**Information provided:**
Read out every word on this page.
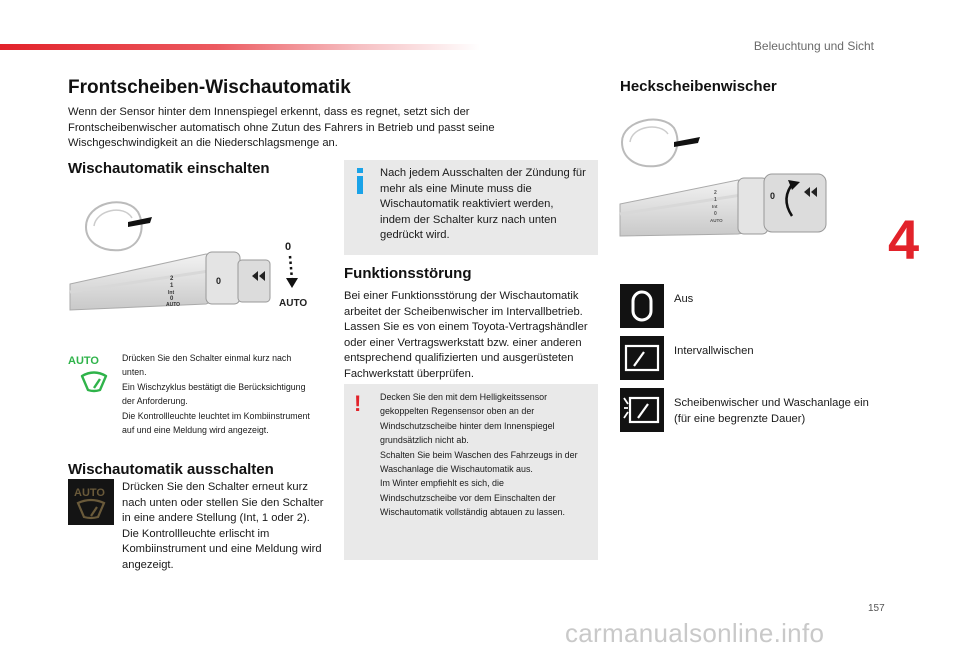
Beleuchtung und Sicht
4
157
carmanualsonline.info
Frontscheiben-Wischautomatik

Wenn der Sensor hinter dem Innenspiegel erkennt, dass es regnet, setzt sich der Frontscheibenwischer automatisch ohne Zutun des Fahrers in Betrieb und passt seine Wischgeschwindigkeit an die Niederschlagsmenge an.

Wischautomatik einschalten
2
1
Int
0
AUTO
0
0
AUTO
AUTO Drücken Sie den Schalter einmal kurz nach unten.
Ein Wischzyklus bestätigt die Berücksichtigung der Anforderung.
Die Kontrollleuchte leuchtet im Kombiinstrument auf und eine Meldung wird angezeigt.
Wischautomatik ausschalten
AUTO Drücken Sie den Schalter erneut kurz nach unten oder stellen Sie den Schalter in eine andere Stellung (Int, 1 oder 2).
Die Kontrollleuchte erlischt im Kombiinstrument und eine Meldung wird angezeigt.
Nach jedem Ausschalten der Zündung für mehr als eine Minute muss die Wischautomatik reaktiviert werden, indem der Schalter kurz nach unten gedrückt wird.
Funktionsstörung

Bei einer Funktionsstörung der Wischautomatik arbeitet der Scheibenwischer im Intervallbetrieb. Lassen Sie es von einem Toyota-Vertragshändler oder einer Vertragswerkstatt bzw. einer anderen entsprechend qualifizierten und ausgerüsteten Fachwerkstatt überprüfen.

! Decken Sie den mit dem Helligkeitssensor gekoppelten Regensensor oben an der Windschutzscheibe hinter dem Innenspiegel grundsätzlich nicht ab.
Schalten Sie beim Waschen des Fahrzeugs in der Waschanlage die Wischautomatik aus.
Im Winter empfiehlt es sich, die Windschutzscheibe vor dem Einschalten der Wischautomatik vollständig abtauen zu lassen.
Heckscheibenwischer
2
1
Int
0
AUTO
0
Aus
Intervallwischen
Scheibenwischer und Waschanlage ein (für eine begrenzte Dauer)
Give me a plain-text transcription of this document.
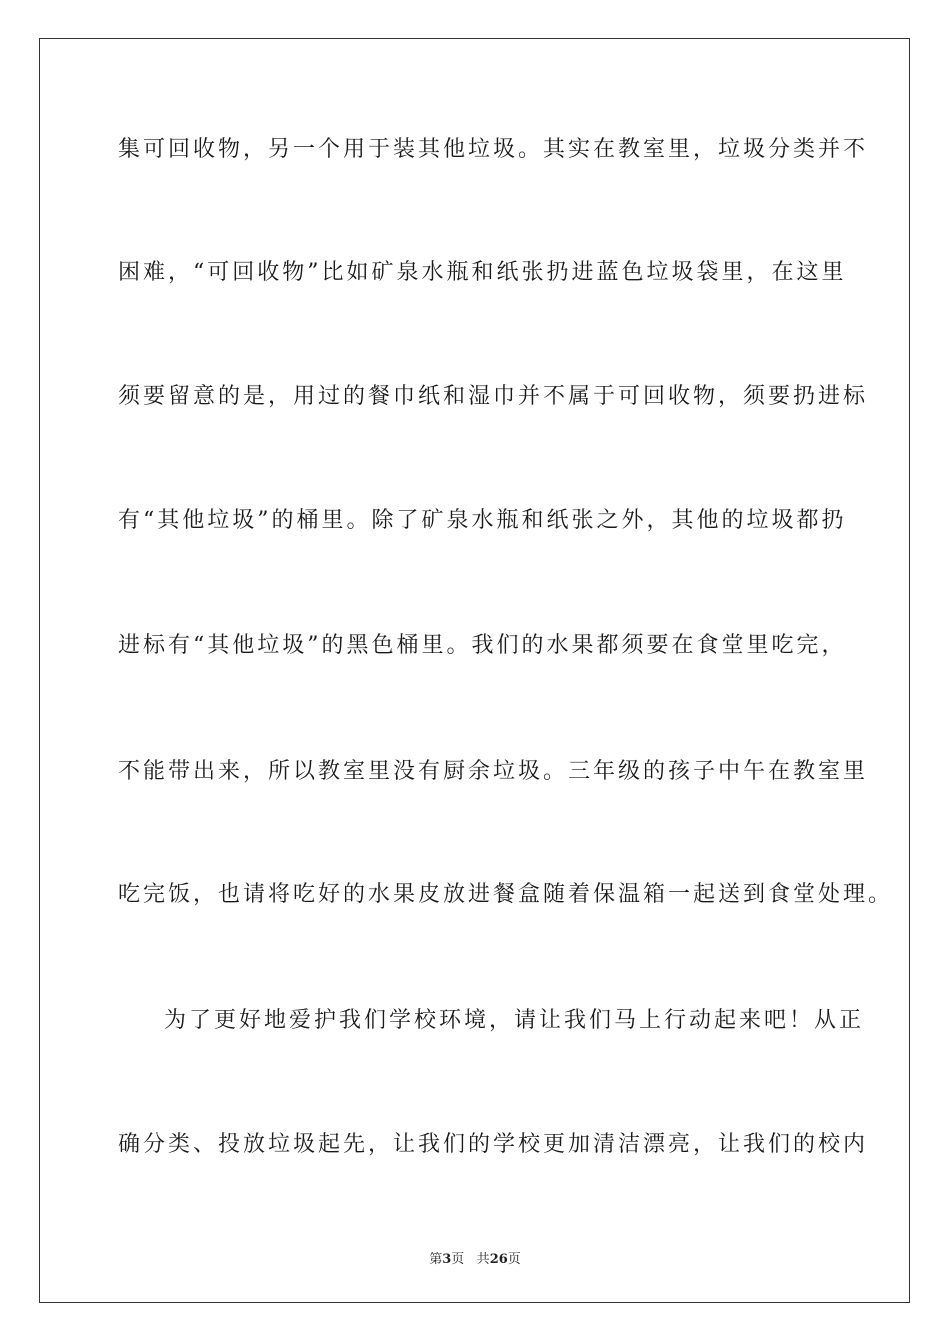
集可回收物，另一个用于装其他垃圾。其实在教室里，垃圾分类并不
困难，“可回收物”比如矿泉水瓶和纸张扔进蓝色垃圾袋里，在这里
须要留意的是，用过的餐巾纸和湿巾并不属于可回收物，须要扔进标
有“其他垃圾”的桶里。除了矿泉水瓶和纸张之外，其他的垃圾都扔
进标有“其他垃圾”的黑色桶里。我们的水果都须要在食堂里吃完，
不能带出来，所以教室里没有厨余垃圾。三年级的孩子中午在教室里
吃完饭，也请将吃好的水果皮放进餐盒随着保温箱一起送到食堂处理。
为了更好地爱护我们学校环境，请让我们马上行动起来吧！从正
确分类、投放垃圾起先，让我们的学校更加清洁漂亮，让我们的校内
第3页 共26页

---

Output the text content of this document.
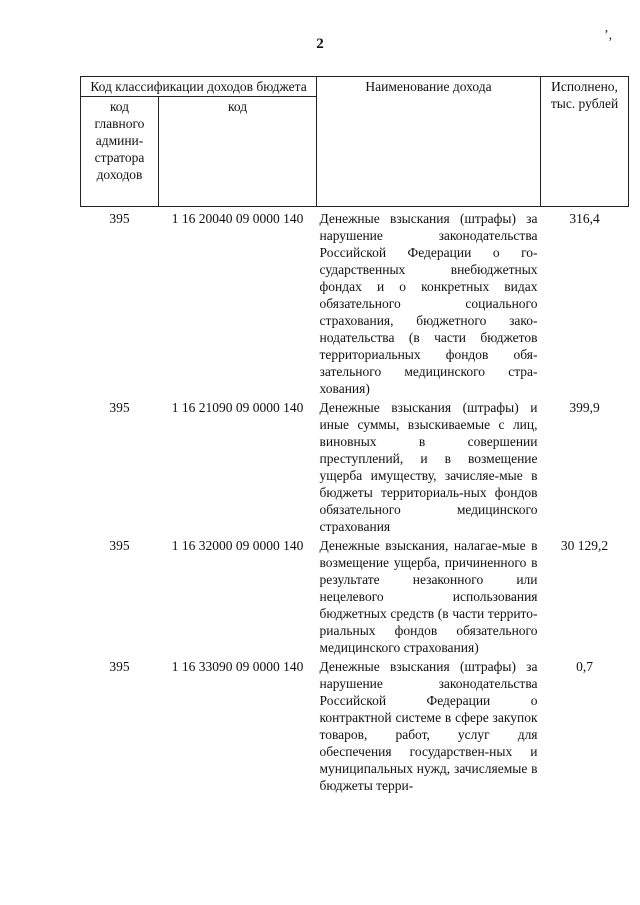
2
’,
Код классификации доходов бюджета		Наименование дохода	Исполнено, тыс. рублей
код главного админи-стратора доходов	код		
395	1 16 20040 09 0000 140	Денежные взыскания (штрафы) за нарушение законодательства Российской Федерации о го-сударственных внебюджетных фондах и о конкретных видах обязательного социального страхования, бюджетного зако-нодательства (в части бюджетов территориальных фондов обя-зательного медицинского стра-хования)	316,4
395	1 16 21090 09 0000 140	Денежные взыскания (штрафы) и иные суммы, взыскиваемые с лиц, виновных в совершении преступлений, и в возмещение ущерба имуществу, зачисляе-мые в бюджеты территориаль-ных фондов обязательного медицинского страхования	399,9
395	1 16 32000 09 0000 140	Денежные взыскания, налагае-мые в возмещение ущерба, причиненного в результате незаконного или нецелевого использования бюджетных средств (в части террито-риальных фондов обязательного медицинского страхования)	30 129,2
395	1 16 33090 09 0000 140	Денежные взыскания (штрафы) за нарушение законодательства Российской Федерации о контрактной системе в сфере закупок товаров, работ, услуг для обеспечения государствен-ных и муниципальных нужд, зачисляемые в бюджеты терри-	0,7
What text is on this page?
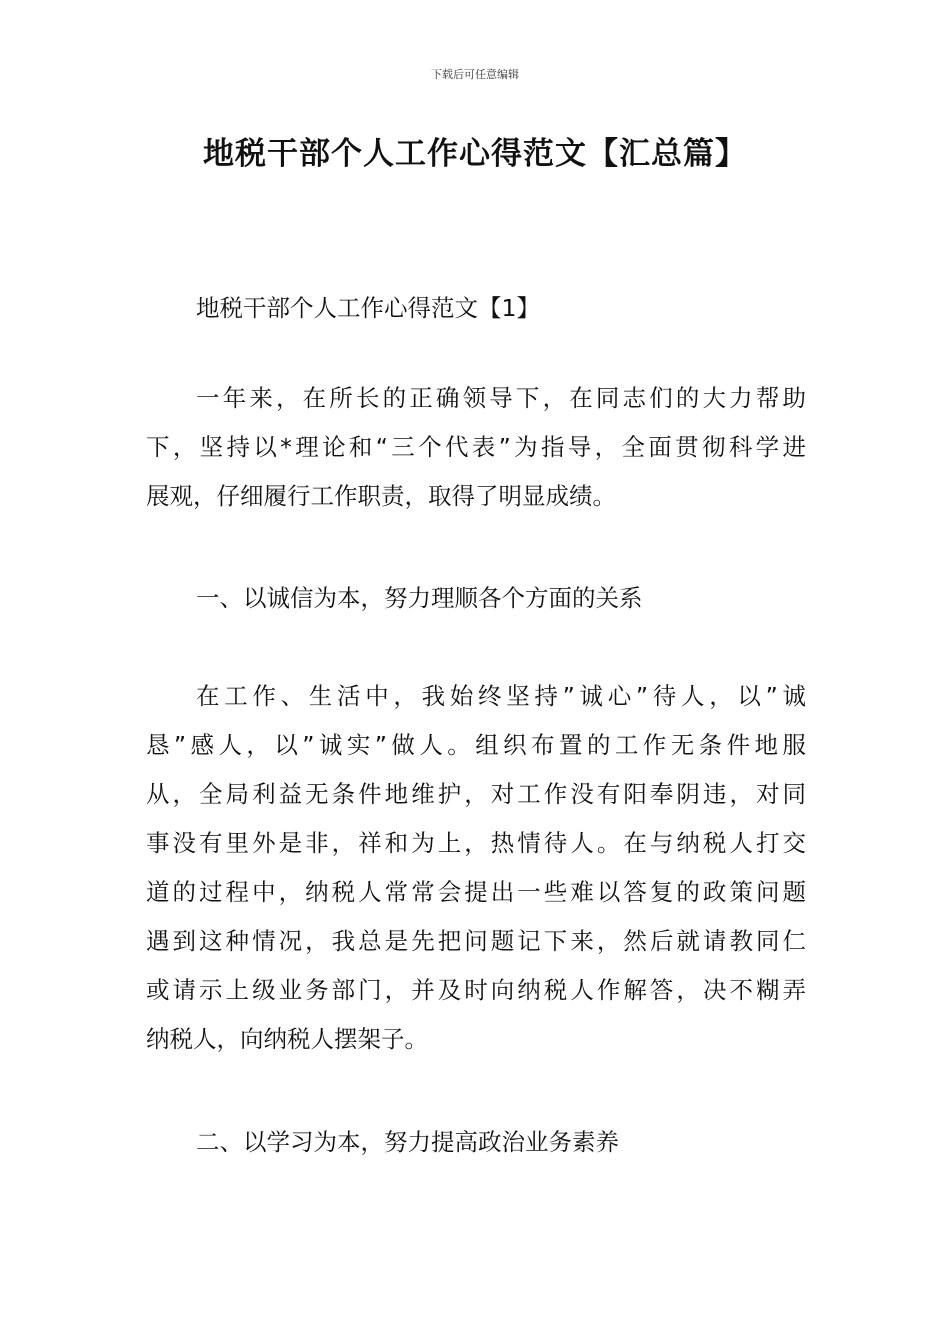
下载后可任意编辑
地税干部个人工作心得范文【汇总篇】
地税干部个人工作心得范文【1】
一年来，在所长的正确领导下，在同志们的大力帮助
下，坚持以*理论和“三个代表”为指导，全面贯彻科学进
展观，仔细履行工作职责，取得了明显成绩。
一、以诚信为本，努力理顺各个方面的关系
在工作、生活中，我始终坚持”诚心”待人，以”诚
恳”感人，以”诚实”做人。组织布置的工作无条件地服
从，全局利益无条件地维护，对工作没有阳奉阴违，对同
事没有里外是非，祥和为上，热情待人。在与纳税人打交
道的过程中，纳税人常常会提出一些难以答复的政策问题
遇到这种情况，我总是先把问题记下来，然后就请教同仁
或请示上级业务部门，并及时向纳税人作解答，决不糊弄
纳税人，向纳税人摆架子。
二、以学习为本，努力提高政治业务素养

**The exercise:** Look for the word "hinter" and return every line where it occurs.

**Solution to this exercise:**
Wenn der Sensor hinter dem Innenspiegel erkennt, dass es regnet, setzt sich der Frontscheibenwischer automatisch ohne Zutun des Fahrers in Betrieb und passt seine Wischgeschwindigkeit an die Niederschlagsmenge an.
! Decken Sie den mit dem Helligkeitssensor gekoppelten Regensensor oben an der Windschutzscheibe hinter dem Innenspiegel grundsätzlich nicht ab.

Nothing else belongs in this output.